### Objective
Reproduce each line bearing the word "grid".

### Input
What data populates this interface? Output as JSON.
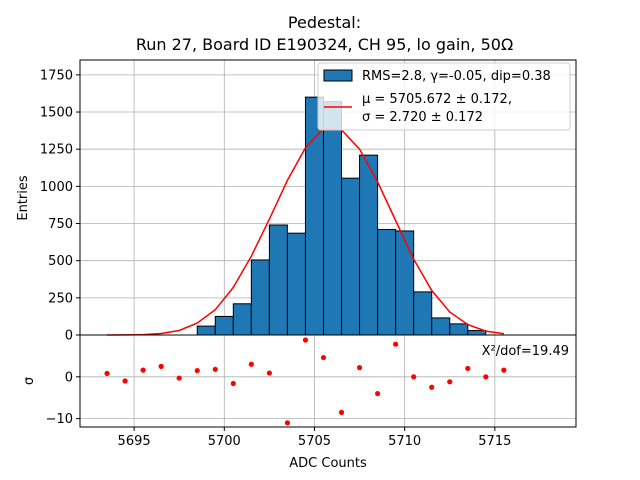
{
  "chart_data": {
    "type": "bar",
    "title_line1": "Pedestal:",
    "title_line2": "Run 27, Board ID E190324, CH 95, lo gain, 50Ω",
    "xlabel": "ADC Counts",
    "top_panel": {
      "ylabel": "Entries",
      "xlim": [
        5692,
        5719.5
      ],
      "ylim": [
        0,
        1850
      ],
      "yticks": [
        0,
        250,
        500,
        750,
        1000,
        1250,
        1500,
        1750
      ],
      "ytick_labels": [
        "0",
        "250",
        "500",
        "750",
        "1000",
        "1250",
        "1500",
        "1750"
      ],
      "grid": true,
      "histogram": {
        "bin_edges": [
          5698.5,
          5699.5,
          5700.5,
          5701.5,
          5702.5,
          5703.5,
          5704.5,
          5705.5,
          5706.5,
          5707.5,
          5708.5,
          5709.5,
          5710.5,
          5711.5,
          5712.5,
          5713.5,
          5714.5
        ],
        "counts": [
          60,
          125,
          210,
          505,
          740,
          685,
          1600,
          1570,
          1055,
          1210,
          710,
          700,
          290,
          115,
          75,
          30
        ],
        "color": "#1f77b4",
        "edgecolor": "#000000"
      },
      "fit_curve": {
        "x": [
          5693.5,
          5694.5,
          5695.5,
          5696.5,
          5697.5,
          5698.5,
          5699.5,
          5700.5,
          5701.5,
          5702.5,
          5703.5,
          5704.5,
          5705.5,
          5706.5,
          5707.5,
          5708.5,
          5709.5,
          5710.5,
          5711.5,
          5712.5,
          5713.5,
          5714.5,
          5715.5
        ],
        "y": [
          0,
          1,
          3,
          10,
          30,
          80,
          170,
          320,
          530,
          780,
          1040,
          1260,
          1390,
          1380,
          1250,
          1030,
          770,
          510,
          300,
          155,
          70,
          26,
          8
        ],
        "color": "#ff0000"
      },
      "legend": {
        "placement": "top-right",
        "entries": [
          {
            "label": "RMS=2.8, γ=-0.05, dip=0.38",
            "kind": "patch"
          },
          {
            "label_line1": "μ = 5705.672 ± 0.172,",
            "label_line2": "σ = 2.720 ± 0.172",
            "kind": "line"
          }
        ]
      }
    },
    "bottom_panel": {
      "type": "scatter",
      "ylabel": "σ",
      "ylim": [
        -12,
        10
      ],
      "yticks": [
        -10,
        0
      ],
      "ytick_labels": [
        "−10",
        "0"
      ],
      "xticks": [
        5695,
        5700,
        5705,
        5710,
        5715
      ],
      "xtick_labels": [
        "5695",
        "5700",
        "5705",
        "5710",
        "5715"
      ],
      "annotation": "X²/dof=19.49",
      "grid": true,
      "marker_color": "#ff0000",
      "x": [
        5693.5,
        5694.5,
        5695.5,
        5696.5,
        5697.5,
        5698.5,
        5699.5,
        5700.5,
        5701.5,
        5702.5,
        5703.5,
        5704.5,
        5705.5,
        5706.5,
        5707.5,
        5708.5,
        5709.5,
        5710.5,
        5711.5,
        5712.5,
        5713.5,
        5714.5,
        5715.5
      ],
      "y": [
        0.8,
        -1.0,
        1.6,
        2.5,
        -0.3,
        1.5,
        1.8,
        -1.6,
        3.0,
        0.9,
        -11.0,
        8.8,
        4.6,
        -8.5,
        2.2,
        -4.0,
        7.8,
        0.0,
        -2.5,
        -1.2,
        2.0,
        0.0,
        1.6
      ]
    }
  }
}
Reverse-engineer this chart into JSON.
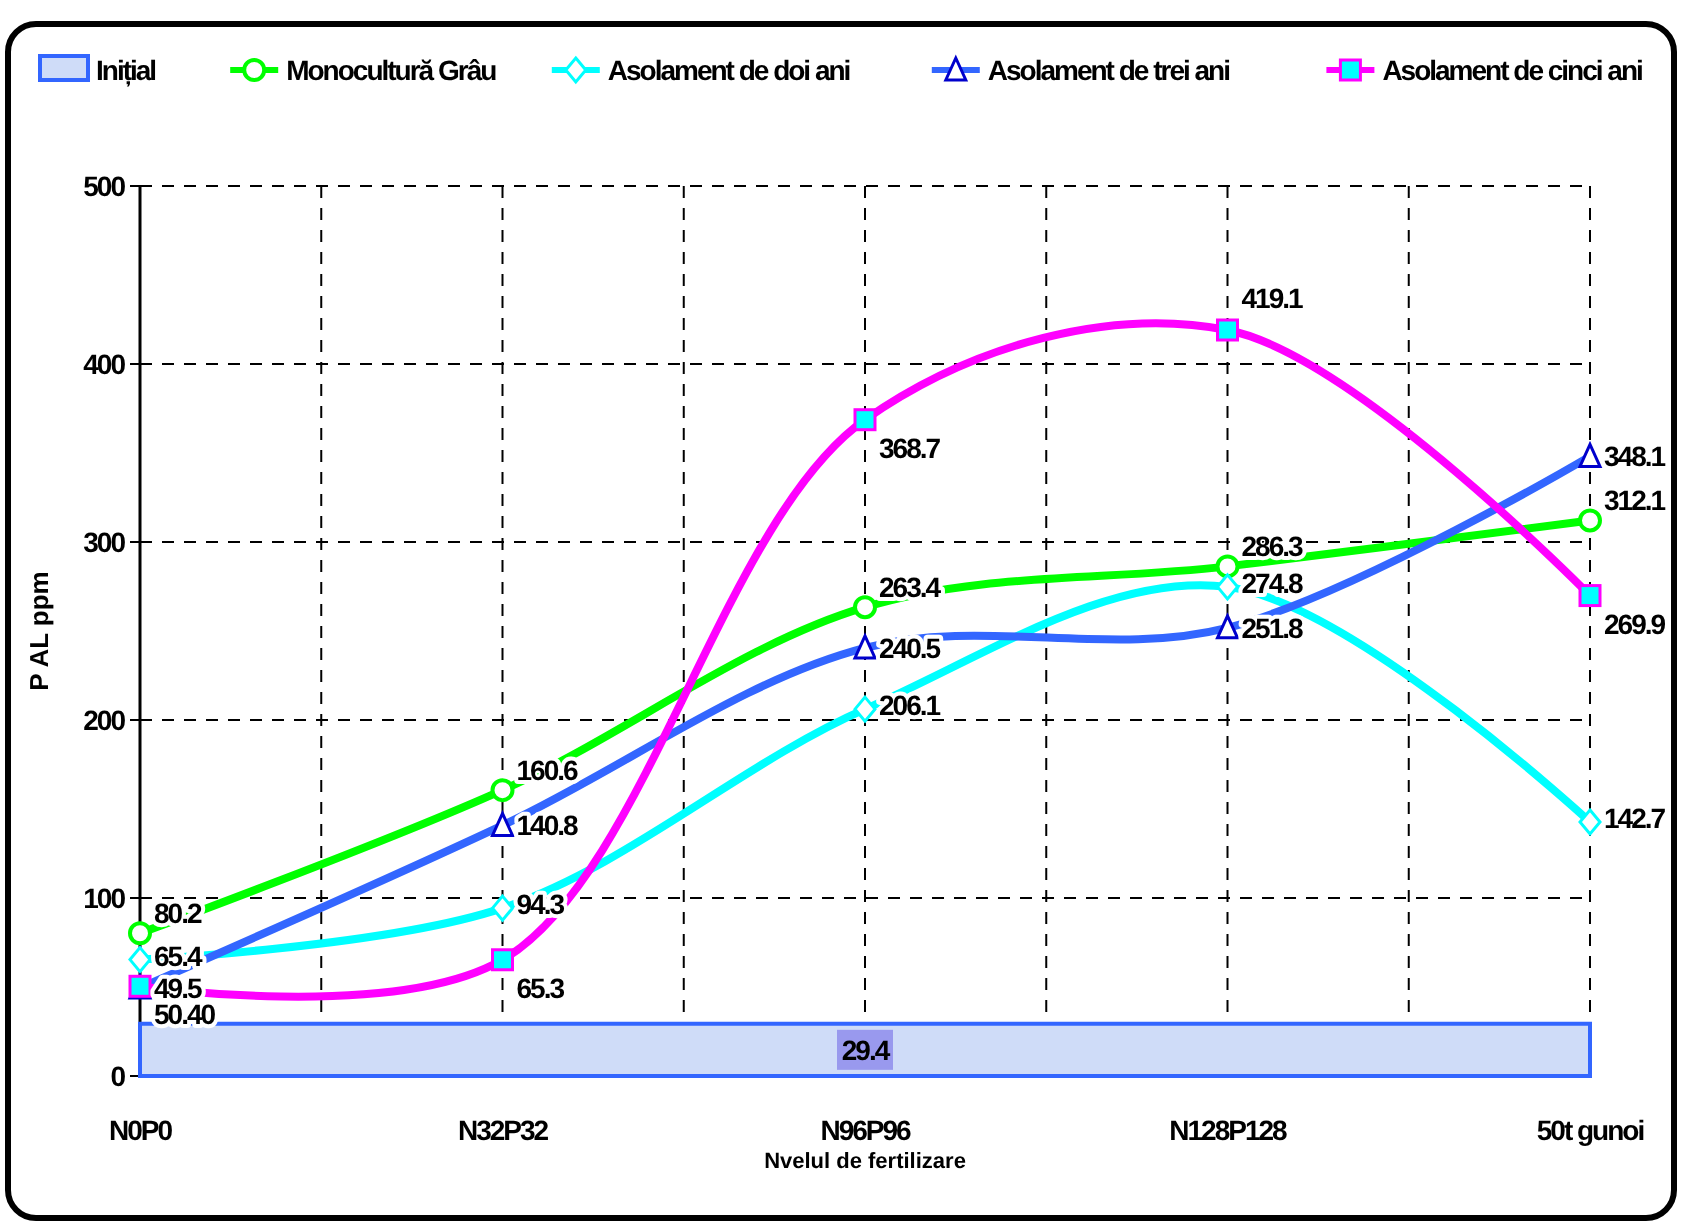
{
  "chart_data": {
    "type": "line",
    "xlabel": "Nvelul de fertilizare",
    "ylabel": "P AL ppm",
    "categories": [
      "N0P0",
      "N32P32",
      "N96P96",
      "N128P128",
      "50t gunoi"
    ],
    "ylim": [
      0,
      500
    ],
    "yticks": [
      0,
      100,
      200,
      300,
      400,
      500
    ],
    "grid": true,
    "legend": "top",
    "series": [
      {
        "name": "Inițial",
        "type": "area",
        "color": "#3366ff",
        "values": [
          29.4,
          29.4,
          29.4,
          29.4,
          29.4
        ],
        "value_labels": [
          null,
          null,
          "29.4",
          null,
          null
        ],
        "marker": "none"
      },
      {
        "name": "Monocultură Grâu",
        "color": "#00ff00",
        "values": [
          80.2,
          160.6,
          263.4,
          286.3,
          312.1
        ],
        "value_labels": [
          "80.2",
          "160.6",
          "263.4",
          "286.3",
          "312.1"
        ],
        "marker": "circle"
      },
      {
        "name": "Asolament de doi ani",
        "color": "#00ffff",
        "values": [
          65.4,
          94.3,
          206.1,
          274.8,
          142.7
        ],
        "value_labels": [
          "65.4",
          "94.3",
          "206.1",
          "274.8",
          "142.7"
        ],
        "marker": "diamond"
      },
      {
        "name": "Asolament de trei ani",
        "color": "#3366ff",
        "values": [
          49.5,
          140.8,
          240.5,
          251.8,
          348.1
        ],
        "value_labels": [
          "49.5",
          "140.8",
          "240.5",
          "251.8",
          "348.1"
        ],
        "marker": "triangle"
      },
      {
        "name": "Asolament de cinci ani",
        "color": "#ff00ff",
        "values": [
          50.4,
          65.3,
          368.7,
          419.1,
          269.9
        ],
        "value_labels": [
          "50.40",
          "65.3",
          "368.7",
          "419.1",
          "269.9"
        ],
        "marker": "square"
      }
    ]
  }
}
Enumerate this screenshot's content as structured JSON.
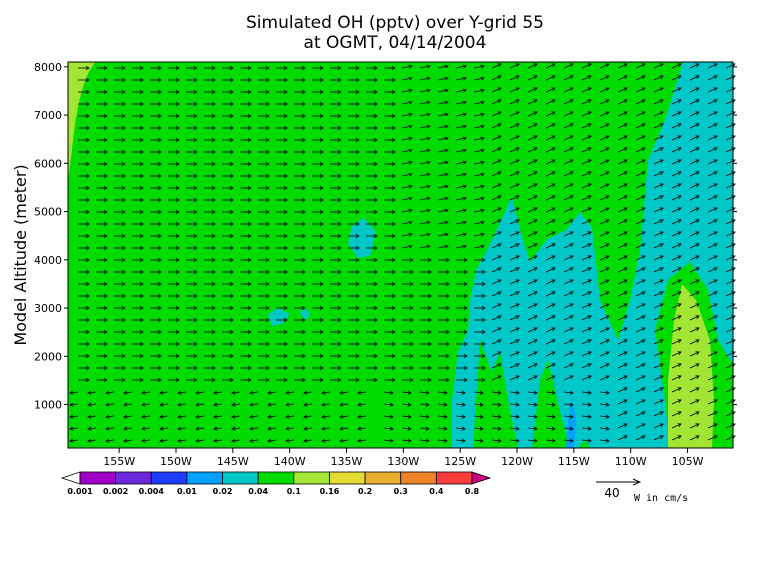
{
  "chart_data": {
    "type": "contour+vector",
    "title_line1": "Simulated OH (pptv) over Y-grid 55",
    "title_line2": "at OGMT, 04/14/2004",
    "ylabel": "Model Altitude (meter)",
    "xlabel": "",
    "x_range_deg_w": [
      159.5,
      101
    ],
    "ylim": [
      100,
      8100
    ],
    "x_ticks": [
      "155W",
      "150W",
      "145W",
      "140W",
      "135W",
      "130W",
      "125W",
      "120W",
      "115W",
      "110W",
      "105W"
    ],
    "x_tick_values_deg_w": [
      155,
      150,
      145,
      140,
      135,
      130,
      125,
      120,
      115,
      110,
      105
    ],
    "y_ticks": [
      1000,
      2000,
      3000,
      4000,
      5000,
      6000,
      7000,
      8000
    ],
    "colorbar": {
      "levels": [
        "0.001",
        "0.002",
        "0.004",
        "0.01",
        "0.02",
        "0.04",
        "0.1",
        "0.16",
        "0.2",
        "0.3",
        "0.4",
        "0.8"
      ],
      "colors": [
        "#ffffff",
        "#a000c8",
        "#6e28dc",
        "#1e3cff",
        "#00a0ff",
        "#00c8c8",
        "#00dc00",
        "#a0e632",
        "#e6dc32",
        "#e6af2d",
        "#f08228",
        "#fa3c3c",
        "#c80082"
      ]
    },
    "field_colors": {
      "low": "#00c8c8",
      "mid": "#00dc00",
      "high": "#a0e632"
    },
    "reference_vector": {
      "value": "40",
      "unit_label": "W in cm/s"
    }
  }
}
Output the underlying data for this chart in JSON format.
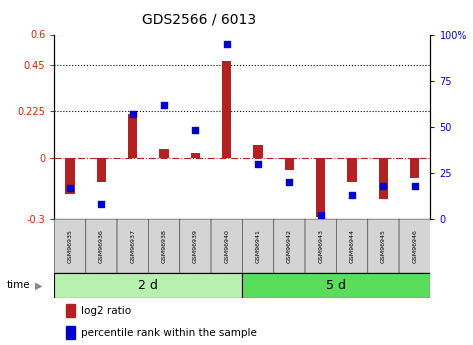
{
  "title": "GDS2566 / 6013",
  "samples": [
    "GSM96935",
    "GSM96936",
    "GSM96937",
    "GSM96938",
    "GSM96939",
    "GSM96940",
    "GSM96941",
    "GSM96942",
    "GSM96943",
    "GSM96944",
    "GSM96945",
    "GSM96946"
  ],
  "log2_ratio": [
    -0.18,
    -0.12,
    0.21,
    0.04,
    0.02,
    0.47,
    0.06,
    -0.06,
    -0.29,
    -0.12,
    -0.2,
    -0.1
  ],
  "percentile_rank": [
    17,
    8,
    57,
    62,
    48,
    95,
    30,
    20,
    2,
    13,
    18,
    18
  ],
  "bar_color": "#b22222",
  "dot_color": "#0000cd",
  "group1_label": "2 d",
  "group1_samples": 6,
  "group2_label": "5 d",
  "group2_samples": 6,
  "group1_color": "#b8f0b0",
  "group2_color": "#5add5a",
  "ylim_left": [
    -0.3,
    0.6
  ],
  "ylim_right": [
    0,
    100
  ],
  "yticks_left": [
    -0.3,
    0,
    0.225,
    0.45,
    0.6
  ],
  "yticks_right": [
    0,
    25,
    50,
    75,
    100
  ],
  "ytick_labels_left": [
    "-0.3",
    "0",
    "0.225",
    "0.45",
    "0.6"
  ],
  "ytick_labels_right": [
    "0",
    "25",
    "50",
    "75",
    "100%"
  ],
  "hlines": [
    0.225,
    0.45
  ],
  "time_label": "time",
  "legend_entries": [
    "log2 ratio",
    "percentile rank within the sample"
  ],
  "left_color": "#cc2200",
  "right_color": "#0000cc",
  "bar_width": 0.3,
  "dot_size": 16
}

### Full answer
      "grid": true,
      "grid": true,
    "grid": true,
    "title_line1": "Simulated OH (pptv) over Y-grid 55",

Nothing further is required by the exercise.